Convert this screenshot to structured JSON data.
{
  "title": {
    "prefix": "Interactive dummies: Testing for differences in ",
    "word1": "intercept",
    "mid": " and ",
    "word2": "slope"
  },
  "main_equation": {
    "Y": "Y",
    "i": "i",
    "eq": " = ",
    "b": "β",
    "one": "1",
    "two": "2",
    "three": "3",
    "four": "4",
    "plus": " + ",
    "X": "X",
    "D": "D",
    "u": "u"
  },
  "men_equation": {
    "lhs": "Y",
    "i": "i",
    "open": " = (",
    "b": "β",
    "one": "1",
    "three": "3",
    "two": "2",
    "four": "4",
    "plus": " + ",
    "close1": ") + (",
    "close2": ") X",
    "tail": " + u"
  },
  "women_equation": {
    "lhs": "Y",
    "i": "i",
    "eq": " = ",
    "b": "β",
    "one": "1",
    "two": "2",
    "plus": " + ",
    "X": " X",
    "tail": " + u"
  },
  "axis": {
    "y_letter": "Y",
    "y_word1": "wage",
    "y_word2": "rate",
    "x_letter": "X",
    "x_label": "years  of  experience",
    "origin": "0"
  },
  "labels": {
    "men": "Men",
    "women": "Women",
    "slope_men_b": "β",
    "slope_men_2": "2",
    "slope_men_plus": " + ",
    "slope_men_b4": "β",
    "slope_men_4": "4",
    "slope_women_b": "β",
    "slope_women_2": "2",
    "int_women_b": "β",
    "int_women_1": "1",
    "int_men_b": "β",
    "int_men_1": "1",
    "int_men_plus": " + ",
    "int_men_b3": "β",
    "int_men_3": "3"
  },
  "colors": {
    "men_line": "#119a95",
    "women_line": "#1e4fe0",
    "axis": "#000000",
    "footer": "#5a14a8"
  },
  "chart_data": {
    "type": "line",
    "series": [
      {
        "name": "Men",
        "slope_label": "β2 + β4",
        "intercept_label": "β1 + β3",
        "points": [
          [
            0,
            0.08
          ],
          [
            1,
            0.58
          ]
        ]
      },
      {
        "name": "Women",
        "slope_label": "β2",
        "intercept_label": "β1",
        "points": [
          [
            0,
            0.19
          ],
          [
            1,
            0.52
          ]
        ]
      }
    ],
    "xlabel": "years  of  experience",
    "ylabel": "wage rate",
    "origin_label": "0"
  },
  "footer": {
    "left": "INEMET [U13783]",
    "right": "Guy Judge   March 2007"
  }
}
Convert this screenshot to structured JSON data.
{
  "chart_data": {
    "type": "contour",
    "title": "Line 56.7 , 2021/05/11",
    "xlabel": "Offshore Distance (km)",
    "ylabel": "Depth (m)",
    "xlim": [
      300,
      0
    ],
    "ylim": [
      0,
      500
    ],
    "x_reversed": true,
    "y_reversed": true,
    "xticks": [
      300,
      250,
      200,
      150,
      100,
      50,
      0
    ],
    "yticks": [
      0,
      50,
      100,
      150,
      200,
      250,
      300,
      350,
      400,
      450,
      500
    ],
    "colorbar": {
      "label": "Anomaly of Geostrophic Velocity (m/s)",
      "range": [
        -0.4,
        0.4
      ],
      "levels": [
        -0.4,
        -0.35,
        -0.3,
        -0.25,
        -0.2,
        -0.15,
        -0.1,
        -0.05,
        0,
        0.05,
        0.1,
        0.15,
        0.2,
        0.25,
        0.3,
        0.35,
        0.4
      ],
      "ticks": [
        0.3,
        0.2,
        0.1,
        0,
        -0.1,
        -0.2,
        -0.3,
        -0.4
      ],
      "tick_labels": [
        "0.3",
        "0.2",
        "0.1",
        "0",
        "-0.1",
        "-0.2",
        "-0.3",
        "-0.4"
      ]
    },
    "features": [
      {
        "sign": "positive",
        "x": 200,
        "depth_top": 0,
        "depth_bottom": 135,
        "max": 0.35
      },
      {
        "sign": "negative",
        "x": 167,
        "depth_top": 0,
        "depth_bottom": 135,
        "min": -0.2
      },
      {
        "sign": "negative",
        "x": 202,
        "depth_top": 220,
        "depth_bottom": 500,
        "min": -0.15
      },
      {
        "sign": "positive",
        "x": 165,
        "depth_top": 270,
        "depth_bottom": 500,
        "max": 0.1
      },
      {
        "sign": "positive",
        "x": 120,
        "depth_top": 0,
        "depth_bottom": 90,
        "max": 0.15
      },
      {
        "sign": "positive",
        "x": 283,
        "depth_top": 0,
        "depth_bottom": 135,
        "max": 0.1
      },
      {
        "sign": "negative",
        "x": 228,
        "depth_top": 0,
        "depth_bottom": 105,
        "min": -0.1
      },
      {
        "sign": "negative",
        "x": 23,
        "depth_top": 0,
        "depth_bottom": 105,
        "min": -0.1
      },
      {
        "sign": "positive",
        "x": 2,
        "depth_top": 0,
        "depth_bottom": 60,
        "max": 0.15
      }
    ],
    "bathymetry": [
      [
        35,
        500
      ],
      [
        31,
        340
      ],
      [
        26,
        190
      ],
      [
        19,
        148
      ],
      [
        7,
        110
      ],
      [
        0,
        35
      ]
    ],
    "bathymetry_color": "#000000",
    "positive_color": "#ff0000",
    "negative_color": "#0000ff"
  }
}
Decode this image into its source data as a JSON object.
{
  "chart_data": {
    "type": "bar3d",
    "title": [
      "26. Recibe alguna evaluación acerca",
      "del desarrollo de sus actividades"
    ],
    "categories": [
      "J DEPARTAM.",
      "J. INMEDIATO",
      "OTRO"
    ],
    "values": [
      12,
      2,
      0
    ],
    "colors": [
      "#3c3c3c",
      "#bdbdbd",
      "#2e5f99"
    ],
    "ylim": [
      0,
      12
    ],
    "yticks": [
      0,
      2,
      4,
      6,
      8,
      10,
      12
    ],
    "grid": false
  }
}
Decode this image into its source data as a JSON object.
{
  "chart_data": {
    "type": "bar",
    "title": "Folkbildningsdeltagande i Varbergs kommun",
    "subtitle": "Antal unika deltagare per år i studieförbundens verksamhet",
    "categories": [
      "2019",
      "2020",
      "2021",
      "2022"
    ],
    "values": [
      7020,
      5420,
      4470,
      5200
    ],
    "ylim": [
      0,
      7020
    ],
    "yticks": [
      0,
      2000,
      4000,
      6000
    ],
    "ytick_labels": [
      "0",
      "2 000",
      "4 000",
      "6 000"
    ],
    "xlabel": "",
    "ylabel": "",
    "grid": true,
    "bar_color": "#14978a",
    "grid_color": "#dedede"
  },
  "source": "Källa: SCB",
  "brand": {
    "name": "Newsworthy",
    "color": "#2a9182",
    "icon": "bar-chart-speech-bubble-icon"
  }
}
*****
Exercise description: Copy out all of the records shown above exactly.

Answer:
Convert this screenshot to structured JSON data.
{
  "title": {
    "prefix": "Interactive dummies: Testing for differences in ",
    "word1": "intercept",
    "mid": " and ",
    "word2": "slope"
  },
  "main_equation": {
    "Y": "Y",
    "i": "i",
    "eq": " = ",
    "b": "β",
    "one": "1",
    "two": "2",
    "three": "3",
    "four": "4",
    "plus": " + ",
    "X": "X",
    "D": "D",
    "u": "u"
  },
  "men_equation": {
    "lhs": "Y",
    "i": "i",
    "open": " = (",
    "b": "β",
    "one": "1",
    "three": "3",
    "two": "2",
    "four": "4",
    "plus": " + ",
    "close1": ") + (",
    "close2": ") X",
    "tail": " + u"
  },
  "women_equation": {
    "lhs": "Y",
    "i": "i",
    "eq": " = ",
    "b": "β",
    "one": "1",
    "two": "2",
    "plus": " + ",
    "X": " X",
    "tail": " + u"
  },
  "axis": {
    "y_letter": "Y",
    "y_word1": "wage",
    "y_word2": "rate",
    "x_letter": "X",
    "x_label": "years  of  experience",
    "origin": "0"
  },
  "labels": {
    "men": "Men",
    "women": "Women",
    "slope_men_b": "β",
    "slope_men_2": "2",
    "slope_men_plus": " + ",
    "slope_men_b4": "β",
    "slope_men_4": "4",
    "slope_women_b": "β",
    "slope_women_2": "2",
    "int_women_b": "β",
    "int_women_1": "1",
    "int_men_b": "β",
    "int_men_1": "1",
    "int_men_plus": " + ",
    "int_men_b3": "β",
    "int_men_3": "3"
  },
  "colors": {
    "men_line": "#119a95",
    "women_line": "#1e4fe0",
    "axis": "#000000",
    "footer": "#5a14a8"
  },
  "chart_data": {
    "type": "line",
    "series": [
      {
        "name": "Men",
        "slope_label": "β2 + β4",
        "intercept_label": "β1 + β3",
        "points": [
          [
            0,
            0.08
          ],
          [
            1,
            0.58
          ]
        ]
      },
      {
        "name": "Women",
        "slope_label": "β2",
        "intercept_label": "β1",
        "points": [
          [
            0,
            0.19
          ],
          [
            1,
            0.52
          ]
        ]
      }
    ],
    "xlabel": "years  of  experience",
    "ylabel": "wage rate",
    "origin_label": "0"
  },
  "footer": {
    "left": "INEMET [U13783]",
    "right": "Guy Judge   March 2007"
  }
}
Convert this screenshot to structured JSON data.
{
  "chart_data": {
    "type": "contour",
    "title": "Line 56.7 , 2021/05/11",
    "xlabel": "Offshore Distance (km)",
    "ylabel": "Depth (m)",
    "xlim": [
      300,
      0
    ],
    "ylim": [
      0,
      500
    ],
    "x_reversed": true,
    "y_reversed": true,
    "xticks": [
      300,
      250,
      200,
      150,
      100,
      50,
      0
    ],
    "yticks": [
      0,
      50,
      100,
      150,
      200,
      250,
      300,
      350,
      400,
      450,
      500
    ],
    "colorbar": {
      "label": "Anomaly of Geostrophic Velocity (m/s)",
      "range": [
        -0.4,
        0.4
      ],
      "levels": [
        -0.4,
        -0.35,
        -0.3,
        -0.25,
        -0.2,
        -0.15,
        -0.1,
        -0.05,
        0,
        0.05,
        0.1,
        0.15,
        0.2,
        0.25,
        0.3,
        0.35,
        0.4
      ],
      "ticks": [
        0.3,
        0.2,
        0.1,
        0,
        -0.1,
        -0.2,
        -0.3,
        -0.4
      ],
      "tick_labels": [
        "0.3",
        "0.2",
        "0.1",
        "0",
        "-0.1",
        "-0.2",
        "-0.3",
        "-0.4"
      ]
    },
    "features": [
      {
        "sign": "positive",
        "x": 200,
        "depth_top": 0,
        "depth_bottom": 135,
        "max": 0.35
      },
      {
        "sign": "negative",
        "x": 167,
        "depth_top": 0,
        "depth_bottom": 135,
        "min": -0.2
      },
      {
        "sign": "negative",
        "x": 202,
        "depth_top": 220,
        "depth_bottom": 500,
        "min": -0.15
      },
      {
        "sign": "positive",
        "x": 165,
        "depth_top": 270,
        "depth_bottom": 500,
        "max": 0.1
      },
      {
        "sign": "positive",
        "x": 120,
        "depth_top": 0,
        "depth_bottom": 90,
        "max": 0.15
      },
      {
        "sign": "positive",
        "x": 283,
        "depth_top": 0,
        "depth_bottom": 135,
        "max": 0.1
      },
      {
        "sign": "negative",
        "x": 228,
        "depth_top": 0,
        "depth_bottom": 105,
        "min": -0.1
      },
      {
        "sign": "negative",
        "x": 23,
        "depth_top": 0,
        "depth_bottom": 105,
        "min": -0.1
      },
      {
        "sign": "positive",
        "x": 2,
        "depth_top": 0,
        "depth_bottom": 60,
        "max": 0.15
      }
    ],
    "bathymetry": [
      [
        35,
        500
      ],
      [
        31,
        340
      ],
      [
        26,
        190
      ],
      [
        19,
        148
      ],
      [
        7,
        110
      ],
      [
        0,
        35
      ]
    ],
    "bathymetry_color": "#000000",
    "positive_color": "#ff0000",
    "negative_color": "#0000ff"
  }
}
Decode this image into its source data as a JSON object.
{
  "chart_data": {
    "type": "bar3d",
    "title": [
      "26. Recibe alguna evaluación acerca",
      "del desarrollo de sus actividades"
    ],
    "categories": [
      "J DEPARTAM.",
      "J. INMEDIATO",
      "OTRO"
    ],
    "values": [
      12,
      2,
      0
    ],
    "colors": [
      "#3c3c3c",
      "#bdbdbd",
      "#2e5f99"
    ],
    "ylim": [
      0,
      12
    ],
    "yticks": [
      0,
      2,
      4,
      6,
      8,
      10,
      12
    ],
    "grid": false
  }
}
Decode this image into its source data as a JSON object.
{
  "chart_data": {
    "type": "bar",
    "title": "Folkbildningsdeltagande i Varbergs kommun",
    "subtitle": "Antal unika deltagare per år i studieförbundens verksamhet",
    "categories": [
      "2019",
      "2020",
      "2021",
      "2022"
    ],
    "values": [
      7020,
      5420,
      4470,
      5200
    ],
    "ylim": [
      0,
      7020
    ],
    "yticks": [
      0,
      2000,
      4000,
      6000
    ],
    "ytick_labels": [
      "0",
      "2 000",
      "4 000",
      "6 000"
    ],
    "xlabel": "",
    "ylabel": "",
    "grid": true,
    "bar_color": "#14978a",
    "grid_color": "#dedede"
  },
  "source": "Källa: SCB",
  "brand": {
    "name": "Newsworthy",
    "color": "#2a9182",
    "icon": "bar-chart-speech-bubble-icon"
  }
}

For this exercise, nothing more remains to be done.